-- Work to do --
Using the records below, please work out how many lines contain "that"; answer with the number alone.

-- Records supplied --
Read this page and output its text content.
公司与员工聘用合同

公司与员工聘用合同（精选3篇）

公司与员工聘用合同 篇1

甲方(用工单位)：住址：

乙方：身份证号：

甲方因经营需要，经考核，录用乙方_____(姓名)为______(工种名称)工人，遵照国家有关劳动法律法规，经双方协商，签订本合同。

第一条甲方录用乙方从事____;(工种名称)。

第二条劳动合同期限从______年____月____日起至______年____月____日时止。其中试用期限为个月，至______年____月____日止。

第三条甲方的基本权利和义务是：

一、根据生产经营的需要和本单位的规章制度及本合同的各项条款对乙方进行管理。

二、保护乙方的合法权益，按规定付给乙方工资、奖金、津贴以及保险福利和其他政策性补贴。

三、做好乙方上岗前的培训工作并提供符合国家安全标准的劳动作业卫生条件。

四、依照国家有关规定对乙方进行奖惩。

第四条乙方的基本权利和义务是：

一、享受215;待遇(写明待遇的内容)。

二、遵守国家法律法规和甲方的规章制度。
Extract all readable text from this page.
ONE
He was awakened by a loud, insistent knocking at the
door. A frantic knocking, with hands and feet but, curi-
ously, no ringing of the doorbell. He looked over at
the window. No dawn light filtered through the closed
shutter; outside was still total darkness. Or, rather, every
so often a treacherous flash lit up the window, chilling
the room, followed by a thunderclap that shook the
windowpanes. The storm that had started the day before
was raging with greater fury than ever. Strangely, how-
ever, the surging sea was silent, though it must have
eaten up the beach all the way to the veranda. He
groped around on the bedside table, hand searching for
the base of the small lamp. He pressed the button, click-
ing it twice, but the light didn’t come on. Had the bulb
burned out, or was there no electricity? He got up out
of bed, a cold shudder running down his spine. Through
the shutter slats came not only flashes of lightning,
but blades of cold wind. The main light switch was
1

-- Result for this exercise --
2